PROMPT: Tally the lines in the listing below that contain "donc" and report the tally alone.

☆ ☆ ☆ ☆

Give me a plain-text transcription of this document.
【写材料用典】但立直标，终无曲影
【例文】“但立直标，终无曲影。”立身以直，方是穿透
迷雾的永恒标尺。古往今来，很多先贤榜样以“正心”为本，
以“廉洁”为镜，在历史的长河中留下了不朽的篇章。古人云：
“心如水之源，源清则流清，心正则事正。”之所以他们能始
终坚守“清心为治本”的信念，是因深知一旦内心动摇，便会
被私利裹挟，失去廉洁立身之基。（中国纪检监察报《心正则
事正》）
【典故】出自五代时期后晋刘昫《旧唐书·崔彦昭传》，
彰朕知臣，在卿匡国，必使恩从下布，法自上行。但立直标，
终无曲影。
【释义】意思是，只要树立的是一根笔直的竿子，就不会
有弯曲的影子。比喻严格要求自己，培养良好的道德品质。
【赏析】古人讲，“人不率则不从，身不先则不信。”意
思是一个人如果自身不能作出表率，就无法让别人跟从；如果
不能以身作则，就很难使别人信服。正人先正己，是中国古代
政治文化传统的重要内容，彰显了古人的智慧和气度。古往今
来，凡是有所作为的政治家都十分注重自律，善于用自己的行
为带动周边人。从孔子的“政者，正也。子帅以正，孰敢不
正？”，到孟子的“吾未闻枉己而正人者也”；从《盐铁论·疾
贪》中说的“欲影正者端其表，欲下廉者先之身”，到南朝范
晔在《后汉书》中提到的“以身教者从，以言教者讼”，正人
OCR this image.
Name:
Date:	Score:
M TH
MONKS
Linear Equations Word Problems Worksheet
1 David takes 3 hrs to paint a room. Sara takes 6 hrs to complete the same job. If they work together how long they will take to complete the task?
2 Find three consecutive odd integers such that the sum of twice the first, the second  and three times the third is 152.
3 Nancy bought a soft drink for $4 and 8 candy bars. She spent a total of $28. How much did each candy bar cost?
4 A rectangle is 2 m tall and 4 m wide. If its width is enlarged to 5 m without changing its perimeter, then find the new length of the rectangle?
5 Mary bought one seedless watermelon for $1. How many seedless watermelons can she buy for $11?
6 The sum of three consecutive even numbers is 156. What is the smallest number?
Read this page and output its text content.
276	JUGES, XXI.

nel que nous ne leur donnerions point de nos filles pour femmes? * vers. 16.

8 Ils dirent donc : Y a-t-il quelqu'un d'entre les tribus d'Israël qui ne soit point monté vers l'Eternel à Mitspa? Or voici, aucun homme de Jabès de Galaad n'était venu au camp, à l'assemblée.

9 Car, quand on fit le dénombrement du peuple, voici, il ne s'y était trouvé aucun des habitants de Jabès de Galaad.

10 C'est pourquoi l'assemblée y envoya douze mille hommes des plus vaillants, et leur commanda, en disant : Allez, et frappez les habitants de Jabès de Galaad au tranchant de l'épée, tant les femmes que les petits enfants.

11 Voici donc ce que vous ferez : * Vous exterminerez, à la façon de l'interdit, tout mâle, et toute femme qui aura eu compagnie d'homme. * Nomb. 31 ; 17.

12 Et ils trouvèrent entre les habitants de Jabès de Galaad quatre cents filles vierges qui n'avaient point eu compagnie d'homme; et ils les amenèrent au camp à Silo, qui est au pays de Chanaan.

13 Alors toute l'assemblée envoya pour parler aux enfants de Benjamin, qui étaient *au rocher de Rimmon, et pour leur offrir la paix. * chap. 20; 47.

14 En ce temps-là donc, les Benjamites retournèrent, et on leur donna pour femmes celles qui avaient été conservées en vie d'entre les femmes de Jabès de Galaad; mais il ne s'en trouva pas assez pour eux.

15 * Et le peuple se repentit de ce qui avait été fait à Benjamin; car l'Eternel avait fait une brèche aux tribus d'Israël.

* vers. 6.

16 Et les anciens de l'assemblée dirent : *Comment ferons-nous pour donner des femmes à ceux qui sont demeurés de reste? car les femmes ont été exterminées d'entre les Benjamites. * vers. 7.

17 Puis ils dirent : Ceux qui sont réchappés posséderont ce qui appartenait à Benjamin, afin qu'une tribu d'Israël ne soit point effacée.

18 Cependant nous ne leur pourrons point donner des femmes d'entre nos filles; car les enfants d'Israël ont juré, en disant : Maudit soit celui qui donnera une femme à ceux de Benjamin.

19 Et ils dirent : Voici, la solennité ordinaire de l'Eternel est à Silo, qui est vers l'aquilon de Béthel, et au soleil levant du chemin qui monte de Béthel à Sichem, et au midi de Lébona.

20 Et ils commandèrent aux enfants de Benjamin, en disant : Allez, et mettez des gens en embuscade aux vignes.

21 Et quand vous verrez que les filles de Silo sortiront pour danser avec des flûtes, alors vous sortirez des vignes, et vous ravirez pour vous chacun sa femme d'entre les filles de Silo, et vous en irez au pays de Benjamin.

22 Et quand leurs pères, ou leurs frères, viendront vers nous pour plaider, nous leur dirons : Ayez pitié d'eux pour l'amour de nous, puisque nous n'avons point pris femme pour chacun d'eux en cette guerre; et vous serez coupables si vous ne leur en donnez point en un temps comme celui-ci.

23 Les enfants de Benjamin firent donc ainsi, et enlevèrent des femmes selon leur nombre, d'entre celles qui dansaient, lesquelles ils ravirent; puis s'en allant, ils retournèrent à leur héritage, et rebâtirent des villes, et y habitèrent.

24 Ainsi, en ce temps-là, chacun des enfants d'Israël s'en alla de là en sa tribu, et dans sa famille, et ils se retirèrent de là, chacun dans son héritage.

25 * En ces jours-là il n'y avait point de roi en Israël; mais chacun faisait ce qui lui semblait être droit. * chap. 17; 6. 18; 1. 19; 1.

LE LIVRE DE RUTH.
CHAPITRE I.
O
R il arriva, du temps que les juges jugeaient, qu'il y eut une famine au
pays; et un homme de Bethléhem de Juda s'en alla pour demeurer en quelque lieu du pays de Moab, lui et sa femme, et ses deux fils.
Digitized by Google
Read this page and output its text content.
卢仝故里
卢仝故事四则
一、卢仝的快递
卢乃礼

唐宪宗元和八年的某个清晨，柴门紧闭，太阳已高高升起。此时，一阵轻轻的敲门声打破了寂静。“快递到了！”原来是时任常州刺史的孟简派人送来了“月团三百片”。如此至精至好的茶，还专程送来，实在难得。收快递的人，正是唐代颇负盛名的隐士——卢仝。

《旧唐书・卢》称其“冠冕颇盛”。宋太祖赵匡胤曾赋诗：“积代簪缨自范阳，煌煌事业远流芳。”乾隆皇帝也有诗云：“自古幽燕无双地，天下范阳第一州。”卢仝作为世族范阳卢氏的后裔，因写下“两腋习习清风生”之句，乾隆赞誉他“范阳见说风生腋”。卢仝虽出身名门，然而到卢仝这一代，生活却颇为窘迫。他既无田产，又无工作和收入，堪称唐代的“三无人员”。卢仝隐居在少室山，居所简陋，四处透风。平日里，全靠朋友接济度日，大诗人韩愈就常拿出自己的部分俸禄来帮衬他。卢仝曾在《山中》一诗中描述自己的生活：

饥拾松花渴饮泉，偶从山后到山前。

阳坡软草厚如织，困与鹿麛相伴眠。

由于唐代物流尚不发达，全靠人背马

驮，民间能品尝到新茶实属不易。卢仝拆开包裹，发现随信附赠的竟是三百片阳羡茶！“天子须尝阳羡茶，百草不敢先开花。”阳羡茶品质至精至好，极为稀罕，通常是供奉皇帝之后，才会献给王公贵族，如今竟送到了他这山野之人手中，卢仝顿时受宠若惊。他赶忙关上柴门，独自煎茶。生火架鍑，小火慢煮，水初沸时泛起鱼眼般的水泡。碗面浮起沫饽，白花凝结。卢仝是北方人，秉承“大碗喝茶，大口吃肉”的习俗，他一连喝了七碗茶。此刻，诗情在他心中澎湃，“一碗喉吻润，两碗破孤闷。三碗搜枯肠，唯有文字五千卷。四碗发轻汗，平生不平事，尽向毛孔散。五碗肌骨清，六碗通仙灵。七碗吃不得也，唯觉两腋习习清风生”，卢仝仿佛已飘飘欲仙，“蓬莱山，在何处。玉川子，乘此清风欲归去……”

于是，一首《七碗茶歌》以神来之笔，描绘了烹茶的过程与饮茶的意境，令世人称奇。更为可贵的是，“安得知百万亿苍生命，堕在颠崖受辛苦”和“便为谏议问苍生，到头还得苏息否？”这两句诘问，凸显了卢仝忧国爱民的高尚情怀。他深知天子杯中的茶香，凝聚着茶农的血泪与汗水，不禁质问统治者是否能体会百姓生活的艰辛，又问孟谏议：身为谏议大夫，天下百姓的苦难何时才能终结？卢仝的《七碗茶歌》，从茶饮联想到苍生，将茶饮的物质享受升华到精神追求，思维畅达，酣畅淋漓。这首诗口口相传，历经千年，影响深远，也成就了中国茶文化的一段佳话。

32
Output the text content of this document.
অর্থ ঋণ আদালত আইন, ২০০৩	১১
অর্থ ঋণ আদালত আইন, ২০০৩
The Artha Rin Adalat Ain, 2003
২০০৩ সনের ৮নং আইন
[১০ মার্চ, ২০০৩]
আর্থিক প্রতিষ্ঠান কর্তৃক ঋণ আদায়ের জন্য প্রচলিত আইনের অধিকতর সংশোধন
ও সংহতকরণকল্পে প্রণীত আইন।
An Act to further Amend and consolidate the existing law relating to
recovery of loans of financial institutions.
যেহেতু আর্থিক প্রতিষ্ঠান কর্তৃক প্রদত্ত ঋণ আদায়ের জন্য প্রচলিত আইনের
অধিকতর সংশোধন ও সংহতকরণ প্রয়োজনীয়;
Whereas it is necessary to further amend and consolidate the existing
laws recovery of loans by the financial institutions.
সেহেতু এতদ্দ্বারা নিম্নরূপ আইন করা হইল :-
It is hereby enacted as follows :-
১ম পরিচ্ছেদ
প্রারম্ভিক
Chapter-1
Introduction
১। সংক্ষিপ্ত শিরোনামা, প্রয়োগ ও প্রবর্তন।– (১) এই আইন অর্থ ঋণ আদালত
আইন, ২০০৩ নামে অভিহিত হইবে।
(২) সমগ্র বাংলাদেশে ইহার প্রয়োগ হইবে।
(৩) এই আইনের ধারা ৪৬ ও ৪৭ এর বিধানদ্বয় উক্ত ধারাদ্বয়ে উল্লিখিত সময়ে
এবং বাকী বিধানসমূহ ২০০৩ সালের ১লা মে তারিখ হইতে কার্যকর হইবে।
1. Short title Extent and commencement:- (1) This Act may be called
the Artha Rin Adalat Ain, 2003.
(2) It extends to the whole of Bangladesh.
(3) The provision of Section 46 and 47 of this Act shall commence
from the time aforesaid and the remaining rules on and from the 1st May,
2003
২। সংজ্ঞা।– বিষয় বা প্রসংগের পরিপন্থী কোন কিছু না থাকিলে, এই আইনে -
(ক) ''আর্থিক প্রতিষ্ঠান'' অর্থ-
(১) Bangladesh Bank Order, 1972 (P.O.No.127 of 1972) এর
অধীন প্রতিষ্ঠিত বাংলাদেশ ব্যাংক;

☆ ☆ ☆ ☆

TASK OUTPUT: 4